Extracted data entries:

-=-=-=-=-

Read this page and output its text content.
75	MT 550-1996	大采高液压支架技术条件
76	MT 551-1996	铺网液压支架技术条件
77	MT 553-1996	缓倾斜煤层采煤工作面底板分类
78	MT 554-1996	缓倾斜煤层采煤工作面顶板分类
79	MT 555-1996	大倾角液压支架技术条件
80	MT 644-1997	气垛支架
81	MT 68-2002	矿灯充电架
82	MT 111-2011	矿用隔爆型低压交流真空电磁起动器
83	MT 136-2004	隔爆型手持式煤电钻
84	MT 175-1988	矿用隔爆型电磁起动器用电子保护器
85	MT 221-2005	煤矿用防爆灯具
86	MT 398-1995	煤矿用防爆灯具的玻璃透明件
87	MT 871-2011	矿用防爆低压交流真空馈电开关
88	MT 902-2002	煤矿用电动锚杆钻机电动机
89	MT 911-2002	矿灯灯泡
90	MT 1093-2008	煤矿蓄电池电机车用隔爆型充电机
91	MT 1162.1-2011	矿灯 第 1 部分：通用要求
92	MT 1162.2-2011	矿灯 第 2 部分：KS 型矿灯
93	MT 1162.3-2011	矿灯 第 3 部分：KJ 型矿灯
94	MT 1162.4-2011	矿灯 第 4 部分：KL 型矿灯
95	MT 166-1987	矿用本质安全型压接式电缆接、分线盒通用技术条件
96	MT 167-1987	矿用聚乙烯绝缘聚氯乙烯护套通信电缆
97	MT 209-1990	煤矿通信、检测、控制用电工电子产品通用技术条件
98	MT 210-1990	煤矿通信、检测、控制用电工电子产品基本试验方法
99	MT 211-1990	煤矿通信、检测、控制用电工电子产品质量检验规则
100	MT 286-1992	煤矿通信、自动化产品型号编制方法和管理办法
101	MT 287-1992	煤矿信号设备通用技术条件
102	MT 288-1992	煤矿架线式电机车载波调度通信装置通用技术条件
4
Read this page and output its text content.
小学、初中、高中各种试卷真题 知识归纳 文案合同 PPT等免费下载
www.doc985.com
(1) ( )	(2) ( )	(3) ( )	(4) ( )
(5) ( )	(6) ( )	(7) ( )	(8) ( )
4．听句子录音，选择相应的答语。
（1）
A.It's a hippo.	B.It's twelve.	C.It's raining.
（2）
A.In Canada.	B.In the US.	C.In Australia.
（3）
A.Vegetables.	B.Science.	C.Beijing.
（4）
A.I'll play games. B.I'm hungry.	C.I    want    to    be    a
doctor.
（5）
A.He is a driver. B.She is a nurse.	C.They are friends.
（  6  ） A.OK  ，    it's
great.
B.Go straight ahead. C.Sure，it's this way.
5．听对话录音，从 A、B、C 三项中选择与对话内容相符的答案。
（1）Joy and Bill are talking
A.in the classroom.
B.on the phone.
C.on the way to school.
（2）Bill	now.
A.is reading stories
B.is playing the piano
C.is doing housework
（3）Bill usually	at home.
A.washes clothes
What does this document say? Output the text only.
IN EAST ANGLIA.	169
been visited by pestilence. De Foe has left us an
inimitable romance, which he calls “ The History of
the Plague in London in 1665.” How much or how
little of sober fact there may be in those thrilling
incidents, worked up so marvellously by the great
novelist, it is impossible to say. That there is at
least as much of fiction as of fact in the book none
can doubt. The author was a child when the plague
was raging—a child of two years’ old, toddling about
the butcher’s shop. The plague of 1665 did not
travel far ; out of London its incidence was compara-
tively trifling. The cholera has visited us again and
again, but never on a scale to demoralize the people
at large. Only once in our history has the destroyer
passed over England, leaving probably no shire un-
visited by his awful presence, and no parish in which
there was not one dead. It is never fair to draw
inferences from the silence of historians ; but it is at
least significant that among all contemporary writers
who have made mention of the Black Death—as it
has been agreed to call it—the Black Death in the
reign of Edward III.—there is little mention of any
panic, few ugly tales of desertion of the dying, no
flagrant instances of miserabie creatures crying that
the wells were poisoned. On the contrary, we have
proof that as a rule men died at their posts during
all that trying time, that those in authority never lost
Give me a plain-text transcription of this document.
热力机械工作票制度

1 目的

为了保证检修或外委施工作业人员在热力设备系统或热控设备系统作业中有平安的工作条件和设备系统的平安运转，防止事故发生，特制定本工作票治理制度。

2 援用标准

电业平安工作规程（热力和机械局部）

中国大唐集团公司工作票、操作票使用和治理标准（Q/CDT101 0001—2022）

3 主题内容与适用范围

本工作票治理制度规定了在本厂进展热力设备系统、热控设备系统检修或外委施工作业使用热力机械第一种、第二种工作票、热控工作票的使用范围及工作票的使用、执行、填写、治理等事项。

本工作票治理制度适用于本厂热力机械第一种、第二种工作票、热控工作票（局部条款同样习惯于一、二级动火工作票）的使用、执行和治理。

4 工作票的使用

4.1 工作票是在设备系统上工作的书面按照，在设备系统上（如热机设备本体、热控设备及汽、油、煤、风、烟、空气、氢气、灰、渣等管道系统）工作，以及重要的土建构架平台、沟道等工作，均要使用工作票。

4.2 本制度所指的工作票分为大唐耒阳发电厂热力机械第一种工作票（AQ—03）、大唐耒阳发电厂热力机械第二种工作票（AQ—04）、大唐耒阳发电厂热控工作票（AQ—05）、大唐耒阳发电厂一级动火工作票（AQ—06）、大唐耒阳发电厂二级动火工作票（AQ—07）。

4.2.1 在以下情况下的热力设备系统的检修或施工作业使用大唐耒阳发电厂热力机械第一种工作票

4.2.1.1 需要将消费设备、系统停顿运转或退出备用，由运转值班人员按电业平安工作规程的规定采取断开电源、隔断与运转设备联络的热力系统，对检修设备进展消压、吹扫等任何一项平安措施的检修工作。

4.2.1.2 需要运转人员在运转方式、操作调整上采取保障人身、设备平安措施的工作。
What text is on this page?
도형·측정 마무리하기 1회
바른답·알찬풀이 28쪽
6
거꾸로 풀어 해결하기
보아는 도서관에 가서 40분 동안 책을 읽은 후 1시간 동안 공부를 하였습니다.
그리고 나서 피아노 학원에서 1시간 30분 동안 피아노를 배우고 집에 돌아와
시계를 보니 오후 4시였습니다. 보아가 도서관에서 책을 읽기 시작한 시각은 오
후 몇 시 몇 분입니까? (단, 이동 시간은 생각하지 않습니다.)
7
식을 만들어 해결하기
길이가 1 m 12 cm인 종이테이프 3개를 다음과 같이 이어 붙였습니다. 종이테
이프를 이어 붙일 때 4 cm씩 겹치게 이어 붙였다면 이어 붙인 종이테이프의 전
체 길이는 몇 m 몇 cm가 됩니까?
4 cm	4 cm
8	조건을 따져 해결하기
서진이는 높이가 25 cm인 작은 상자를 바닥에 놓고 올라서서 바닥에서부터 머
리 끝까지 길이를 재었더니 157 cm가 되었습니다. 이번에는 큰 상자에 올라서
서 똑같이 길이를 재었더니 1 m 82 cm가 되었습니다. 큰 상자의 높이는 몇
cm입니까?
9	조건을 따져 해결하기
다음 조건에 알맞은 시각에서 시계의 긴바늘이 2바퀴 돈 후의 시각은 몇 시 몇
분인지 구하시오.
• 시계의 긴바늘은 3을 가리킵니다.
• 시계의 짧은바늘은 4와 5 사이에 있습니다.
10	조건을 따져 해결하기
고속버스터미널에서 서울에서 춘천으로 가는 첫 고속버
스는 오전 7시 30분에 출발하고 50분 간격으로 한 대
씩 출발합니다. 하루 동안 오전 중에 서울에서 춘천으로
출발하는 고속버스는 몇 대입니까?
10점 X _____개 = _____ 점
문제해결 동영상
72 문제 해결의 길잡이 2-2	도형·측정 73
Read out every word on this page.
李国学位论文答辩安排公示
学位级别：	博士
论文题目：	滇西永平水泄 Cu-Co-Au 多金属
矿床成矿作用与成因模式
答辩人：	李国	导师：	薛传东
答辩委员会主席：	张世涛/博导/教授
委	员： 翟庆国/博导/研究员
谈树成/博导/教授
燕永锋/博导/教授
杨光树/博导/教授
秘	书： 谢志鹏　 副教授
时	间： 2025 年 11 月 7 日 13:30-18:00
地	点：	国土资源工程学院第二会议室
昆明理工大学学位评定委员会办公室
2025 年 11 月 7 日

-=-=-=-=-

Required task: Return every line in the listing that contains the word "해결하기".

Result of this exercise:
거꾸로 풀어 해결하기
식을 만들어 해결하기
8	조건을 따져 해결하기
9	조건을 따져 해결하기
10	조건을 따져 해결하기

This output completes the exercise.